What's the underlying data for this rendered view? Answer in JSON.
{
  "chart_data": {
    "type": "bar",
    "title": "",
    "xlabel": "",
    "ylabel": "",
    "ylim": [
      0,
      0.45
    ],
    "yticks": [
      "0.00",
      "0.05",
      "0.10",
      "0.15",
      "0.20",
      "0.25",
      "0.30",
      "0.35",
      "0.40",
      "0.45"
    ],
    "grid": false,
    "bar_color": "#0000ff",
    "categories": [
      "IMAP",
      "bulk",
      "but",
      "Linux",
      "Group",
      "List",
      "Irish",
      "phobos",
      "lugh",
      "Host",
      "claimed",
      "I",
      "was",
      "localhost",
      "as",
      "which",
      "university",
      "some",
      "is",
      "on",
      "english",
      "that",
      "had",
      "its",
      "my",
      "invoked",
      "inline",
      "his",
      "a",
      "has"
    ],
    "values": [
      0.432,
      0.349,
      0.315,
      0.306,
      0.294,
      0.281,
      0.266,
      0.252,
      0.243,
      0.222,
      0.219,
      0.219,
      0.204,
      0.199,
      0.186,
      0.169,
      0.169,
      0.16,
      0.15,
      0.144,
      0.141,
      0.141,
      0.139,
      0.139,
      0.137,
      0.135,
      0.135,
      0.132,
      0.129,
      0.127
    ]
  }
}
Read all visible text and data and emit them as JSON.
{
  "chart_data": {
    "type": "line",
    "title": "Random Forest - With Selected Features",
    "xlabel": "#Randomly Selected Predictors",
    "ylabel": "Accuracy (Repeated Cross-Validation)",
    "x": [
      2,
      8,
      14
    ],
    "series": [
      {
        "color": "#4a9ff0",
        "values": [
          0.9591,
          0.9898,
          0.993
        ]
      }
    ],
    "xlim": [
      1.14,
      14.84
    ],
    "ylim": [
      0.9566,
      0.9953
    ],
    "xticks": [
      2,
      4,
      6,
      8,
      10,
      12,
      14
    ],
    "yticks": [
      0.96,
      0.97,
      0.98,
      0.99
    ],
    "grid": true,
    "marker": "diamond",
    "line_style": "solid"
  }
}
☆ ☆ ☆ ☆ ☆
▸ DESCRIPTION OF THE TASK: From the data above, copy each line where the string "ylabel" appears.

▸ WRITTEN SOLUTION:
    "ylabel": "",
    "ylabel": "Accuracy (Repeated Cross-Validation)",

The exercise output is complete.